▶ **INPUT**:

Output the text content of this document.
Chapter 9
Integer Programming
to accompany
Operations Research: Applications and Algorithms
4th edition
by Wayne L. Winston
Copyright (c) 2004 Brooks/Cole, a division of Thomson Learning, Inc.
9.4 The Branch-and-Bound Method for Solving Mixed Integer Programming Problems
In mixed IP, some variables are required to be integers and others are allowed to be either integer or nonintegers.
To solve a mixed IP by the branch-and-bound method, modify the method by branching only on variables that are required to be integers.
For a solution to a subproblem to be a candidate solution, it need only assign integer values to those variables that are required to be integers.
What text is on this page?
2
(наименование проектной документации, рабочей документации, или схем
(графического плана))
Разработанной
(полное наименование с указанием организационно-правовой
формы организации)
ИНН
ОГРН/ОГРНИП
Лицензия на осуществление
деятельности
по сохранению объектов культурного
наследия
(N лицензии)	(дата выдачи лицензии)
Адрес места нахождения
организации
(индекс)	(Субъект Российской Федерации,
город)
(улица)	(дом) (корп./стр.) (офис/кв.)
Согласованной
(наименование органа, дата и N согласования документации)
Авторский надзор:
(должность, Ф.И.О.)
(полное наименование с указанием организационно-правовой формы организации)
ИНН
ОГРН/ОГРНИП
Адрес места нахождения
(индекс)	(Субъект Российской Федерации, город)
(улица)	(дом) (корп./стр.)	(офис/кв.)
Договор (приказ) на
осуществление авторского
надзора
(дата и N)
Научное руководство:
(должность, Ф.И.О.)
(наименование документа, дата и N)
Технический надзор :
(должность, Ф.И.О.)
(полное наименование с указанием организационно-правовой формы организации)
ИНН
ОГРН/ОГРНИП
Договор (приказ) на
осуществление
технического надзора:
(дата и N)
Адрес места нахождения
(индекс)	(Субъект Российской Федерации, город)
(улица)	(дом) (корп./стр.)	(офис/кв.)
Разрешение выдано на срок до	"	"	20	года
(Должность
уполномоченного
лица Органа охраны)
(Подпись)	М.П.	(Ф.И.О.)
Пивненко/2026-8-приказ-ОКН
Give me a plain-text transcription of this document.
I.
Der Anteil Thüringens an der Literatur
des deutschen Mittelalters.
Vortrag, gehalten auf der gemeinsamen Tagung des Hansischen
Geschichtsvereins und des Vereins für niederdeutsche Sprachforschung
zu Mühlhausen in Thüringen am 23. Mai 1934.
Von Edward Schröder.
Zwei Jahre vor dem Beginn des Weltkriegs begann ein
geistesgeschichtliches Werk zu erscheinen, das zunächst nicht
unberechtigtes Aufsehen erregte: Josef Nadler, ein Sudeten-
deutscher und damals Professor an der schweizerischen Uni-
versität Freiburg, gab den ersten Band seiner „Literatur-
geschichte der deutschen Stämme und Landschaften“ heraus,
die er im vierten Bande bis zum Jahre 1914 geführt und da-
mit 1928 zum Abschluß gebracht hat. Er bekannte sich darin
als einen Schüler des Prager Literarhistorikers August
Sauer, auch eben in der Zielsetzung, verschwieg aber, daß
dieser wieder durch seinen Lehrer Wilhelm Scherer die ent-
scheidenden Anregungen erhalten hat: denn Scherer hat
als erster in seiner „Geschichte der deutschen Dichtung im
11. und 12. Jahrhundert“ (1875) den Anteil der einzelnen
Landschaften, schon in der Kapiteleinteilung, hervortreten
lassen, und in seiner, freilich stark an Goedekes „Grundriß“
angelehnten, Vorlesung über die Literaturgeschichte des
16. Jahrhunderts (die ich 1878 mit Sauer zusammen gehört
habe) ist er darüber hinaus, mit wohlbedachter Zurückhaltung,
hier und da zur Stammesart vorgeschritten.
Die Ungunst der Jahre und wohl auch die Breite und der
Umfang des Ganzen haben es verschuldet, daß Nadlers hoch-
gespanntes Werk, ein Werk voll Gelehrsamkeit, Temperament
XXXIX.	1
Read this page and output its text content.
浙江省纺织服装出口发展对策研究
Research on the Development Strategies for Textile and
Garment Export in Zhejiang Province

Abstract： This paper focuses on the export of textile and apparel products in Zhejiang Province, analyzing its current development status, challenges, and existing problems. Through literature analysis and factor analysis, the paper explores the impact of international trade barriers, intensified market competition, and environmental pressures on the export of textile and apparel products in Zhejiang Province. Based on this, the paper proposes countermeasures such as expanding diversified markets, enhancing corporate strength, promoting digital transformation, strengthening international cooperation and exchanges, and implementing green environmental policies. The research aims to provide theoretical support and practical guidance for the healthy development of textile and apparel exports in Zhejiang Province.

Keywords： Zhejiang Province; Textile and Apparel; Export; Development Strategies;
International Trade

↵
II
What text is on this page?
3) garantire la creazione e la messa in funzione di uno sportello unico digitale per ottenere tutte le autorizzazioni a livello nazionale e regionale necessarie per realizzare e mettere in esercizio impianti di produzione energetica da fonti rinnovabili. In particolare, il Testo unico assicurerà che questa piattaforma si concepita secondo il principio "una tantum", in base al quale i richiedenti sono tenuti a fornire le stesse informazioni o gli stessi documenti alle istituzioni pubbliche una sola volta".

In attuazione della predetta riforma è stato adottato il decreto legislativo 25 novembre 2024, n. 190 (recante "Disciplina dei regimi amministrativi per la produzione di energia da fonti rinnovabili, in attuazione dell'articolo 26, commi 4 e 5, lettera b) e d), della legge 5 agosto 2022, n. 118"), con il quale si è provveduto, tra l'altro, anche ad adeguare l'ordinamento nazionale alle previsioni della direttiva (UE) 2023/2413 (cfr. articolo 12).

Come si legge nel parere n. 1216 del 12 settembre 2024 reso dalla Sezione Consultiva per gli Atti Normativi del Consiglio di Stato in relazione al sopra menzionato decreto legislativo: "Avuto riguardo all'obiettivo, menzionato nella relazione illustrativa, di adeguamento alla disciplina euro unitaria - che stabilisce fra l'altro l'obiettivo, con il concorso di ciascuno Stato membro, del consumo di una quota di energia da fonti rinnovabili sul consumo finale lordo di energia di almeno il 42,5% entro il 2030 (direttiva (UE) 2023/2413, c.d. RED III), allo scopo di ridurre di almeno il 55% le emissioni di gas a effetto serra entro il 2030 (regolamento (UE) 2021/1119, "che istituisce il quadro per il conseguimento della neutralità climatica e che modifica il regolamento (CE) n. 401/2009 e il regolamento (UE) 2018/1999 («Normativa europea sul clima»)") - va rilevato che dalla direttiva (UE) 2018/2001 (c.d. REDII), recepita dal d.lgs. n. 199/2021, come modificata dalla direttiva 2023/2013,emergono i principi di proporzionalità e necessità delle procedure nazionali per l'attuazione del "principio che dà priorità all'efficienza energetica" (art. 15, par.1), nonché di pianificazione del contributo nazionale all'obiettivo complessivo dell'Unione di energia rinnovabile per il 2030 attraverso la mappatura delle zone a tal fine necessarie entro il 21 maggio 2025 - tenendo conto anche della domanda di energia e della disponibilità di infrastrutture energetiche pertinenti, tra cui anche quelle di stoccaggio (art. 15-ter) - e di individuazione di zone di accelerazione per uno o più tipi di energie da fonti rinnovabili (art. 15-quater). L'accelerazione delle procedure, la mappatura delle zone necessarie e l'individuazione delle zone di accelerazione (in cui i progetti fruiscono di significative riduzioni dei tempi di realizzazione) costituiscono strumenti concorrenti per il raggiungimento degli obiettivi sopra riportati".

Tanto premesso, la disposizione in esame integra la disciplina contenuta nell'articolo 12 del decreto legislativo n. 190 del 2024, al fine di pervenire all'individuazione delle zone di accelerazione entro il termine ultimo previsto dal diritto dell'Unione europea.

▶ **TASK STATEMENT**: Retype every entry above, word for word.

▶ **TASK OUTPUT**:
Output the text content of this document.
Chapter 9
Integer Programming
to accompany
Operations Research: Applications and Algorithms
4th edition
by Wayne L. Winston
Copyright (c) 2004 Brooks/Cole, a division of Thomson Learning, Inc.
9.4 The Branch-and-Bound Method for Solving Mixed Integer Programming Problems
In mixed IP, some variables are required to be integers and others are allowed to be either integer or nonintegers.
To solve a mixed IP by the branch-and-bound method, modify the method by branching only on variables that are required to be integers.
For a solution to a subproblem to be a candidate solution, it need only assign integer values to those variables that are required to be integers.
What text is on this page?
2
(наименование проектной документации, рабочей документации, или схем
(графического плана))
Разработанной
(полное наименование с указанием организационно-правовой
формы организации)
ИНН
ОГРН/ОГРНИП
Лицензия на осуществление
деятельности
по сохранению объектов культурного
наследия
(N лицензии)	(дата выдачи лицензии)
Адрес места нахождения
организации
(индекс)	(Субъект Российской Федерации,
город)
(улица)	(дом) (корп./стр.) (офис/кв.)
Согласованной
(наименование органа, дата и N согласования документации)
Авторский надзор:
(должность, Ф.И.О.)
(полное наименование с указанием организационно-правовой формы организации)
ИНН
ОГРН/ОГРНИП
Адрес места нахождения
(индекс)	(Субъект Российской Федерации, город)
(улица)	(дом) (корп./стр.)	(офис/кв.)
Договор (приказ) на
осуществление авторского
надзора
(дата и N)
Научное руководство:
(должность, Ф.И.О.)
(наименование документа, дата и N)
Технический надзор :
(должность, Ф.И.О.)
(полное наименование с указанием организационно-правовой формы организации)
ИНН
ОГРН/ОГРНИП
Договор (приказ) на
осуществление
технического надзора:
(дата и N)
Адрес места нахождения
(индекс)	(Субъект Российской Федерации, город)
(улица)	(дом) (корп./стр.)	(офис/кв.)
Разрешение выдано на срок до	"	"	20	года
(Должность
уполномоченного
лица Органа охраны)
(Подпись)	М.П.	(Ф.И.О.)
Пивненко/2026-8-приказ-ОКН
Give me a plain-text transcription of this document.
I.
Der Anteil Thüringens an der Literatur
des deutschen Mittelalters.
Vortrag, gehalten auf der gemeinsamen Tagung des Hansischen
Geschichtsvereins und des Vereins für niederdeutsche Sprachforschung
zu Mühlhausen in Thüringen am 23. Mai 1934.
Von Edward Schröder.
Zwei Jahre vor dem Beginn des Weltkriegs begann ein
geistesgeschichtliches Werk zu erscheinen, das zunächst nicht
unberechtigtes Aufsehen erregte: Josef Nadler, ein Sudeten-
deutscher und damals Professor an der schweizerischen Uni-
versität Freiburg, gab den ersten Band seiner „Literatur-
geschichte der deutschen Stämme und Landschaften“ heraus,
die er im vierten Bande bis zum Jahre 1914 geführt und da-
mit 1928 zum Abschluß gebracht hat. Er bekannte sich darin
als einen Schüler des Prager Literarhistorikers August
Sauer, auch eben in der Zielsetzung, verschwieg aber, daß
dieser wieder durch seinen Lehrer Wilhelm Scherer die ent-
scheidenden Anregungen erhalten hat: denn Scherer hat
als erster in seiner „Geschichte der deutschen Dichtung im
11. und 12. Jahrhundert“ (1875) den Anteil der einzelnen
Landschaften, schon in der Kapiteleinteilung, hervortreten
lassen, und in seiner, freilich stark an Goedekes „Grundriß“
angelehnten, Vorlesung über die Literaturgeschichte des
16. Jahrhunderts (die ich 1878 mit Sauer zusammen gehört
habe) ist er darüber hinaus, mit wohlbedachter Zurückhaltung,
hier und da zur Stammesart vorgeschritten.
Die Ungunst der Jahre und wohl auch die Breite und der
Umfang des Ganzen haben es verschuldet, daß Nadlers hoch-
gespanntes Werk, ein Werk voll Gelehrsamkeit, Temperament
XXXIX.	1
Read this page and output its text content.
浙江省纺织服装出口发展对策研究
Research on the Development Strategies for Textile and
Garment Export in Zhejiang Province

Abstract： This paper focuses on the export of textile and apparel products in Zhejiang Province, analyzing its current development status, challenges, and existing problems. Through literature analysis and factor analysis, the paper explores the impact of international trade barriers, intensified market competition, and environmental pressures on the export of textile and apparel products in Zhejiang Province. Based on this, the paper proposes countermeasures such as expanding diversified markets, enhancing corporate strength, promoting digital transformation, strengthening international cooperation and exchanges, and implementing green environmental policies. The research aims to provide theoretical support and practical guidance for the healthy development of textile and apparel exports in Zhejiang Province.

Keywords： Zhejiang Province; Textile and Apparel; Export; Development Strategies;
International Trade

↵
II
What text is on this page?
3) garantire la creazione e la messa in funzione di uno sportello unico digitale per ottenere tutte le autorizzazioni a livello nazionale e regionale necessarie per realizzare e mettere in esercizio impianti di produzione energetica da fonti rinnovabili. In particolare, il Testo unico assicurerà che questa piattaforma si concepita secondo il principio "una tantum", in base al quale i richiedenti sono tenuti a fornire le stesse informazioni o gli stessi documenti alle istituzioni pubbliche una sola volta".

In attuazione della predetta riforma è stato adottato il decreto legislativo 25 novembre 2024, n. 190 (recante "Disciplina dei regimi amministrativi per la produzione di energia da fonti rinnovabili, in attuazione dell'articolo 26, commi 4 e 5, lettera b) e d), della legge 5 agosto 2022, n. 118"), con il quale si è provveduto, tra l'altro, anche ad adeguare l'ordinamento nazionale alle previsioni della direttiva (UE) 2023/2413 (cfr. articolo 12).

Come si legge nel parere n. 1216 del 12 settembre 2024 reso dalla Sezione Consultiva per gli Atti Normativi del Consiglio di Stato in relazione al sopra menzionato decreto legislativo: "Avuto riguardo all'obiettivo, menzionato nella relazione illustrativa, di adeguamento alla disciplina euro unitaria - che stabilisce fra l'altro l'obiettivo, con il concorso di ciascuno Stato membro, del consumo di una quota di energia da fonti rinnovabili sul consumo finale lordo di energia di almeno il 42,5% entro il 2030 (direttiva (UE) 2023/2413, c.d. RED III), allo scopo di ridurre di almeno il 55% le emissioni di gas a effetto serra entro il 2030 (regolamento (UE) 2021/1119, "che istituisce il quadro per il conseguimento della neutralità climatica e che modifica il regolamento (CE) n. 401/2009 e il regolamento (UE) 2018/1999 («Normativa europea sul clima»)") - va rilevato che dalla direttiva (UE) 2018/2001 (c.d. REDII), recepita dal d.lgs. n. 199/2021, come modificata dalla direttiva 2023/2013,emergono i principi di proporzionalità e necessità delle procedure nazionali per l'attuazione del "principio che dà priorità all'efficienza energetica" (art. 15, par.1), nonché di pianificazione del contributo nazionale all'obiettivo complessivo dell'Unione di energia rinnovabile per il 2030 attraverso la mappatura delle zone a tal fine necessarie entro il 21 maggio 2025 - tenendo conto anche della domanda di energia e della disponibilità di infrastrutture energetiche pertinenti, tra cui anche quelle di stoccaggio (art. 15-ter) - e di individuazione di zone di accelerazione per uno o più tipi di energie da fonti rinnovabili (art. 15-quater). L'accelerazione delle procedure, la mappatura delle zone necessarie e l'individuazione delle zone di accelerazione (in cui i progetti fruiscono di significative riduzioni dei tempi di realizzazione) costituiscono strumenti concorrenti per il raggiungimento degli obiettivi sopra riportati".

Tanto premesso, la disposizione in esame integra la disciplina contenuta nell'articolo 12 del decreto legislativo n. 190 del 2024, al fine di pervenire all'individuazione delle zone di accelerazione entro il termine ultimo previsto dal diritto dell'Unione europea.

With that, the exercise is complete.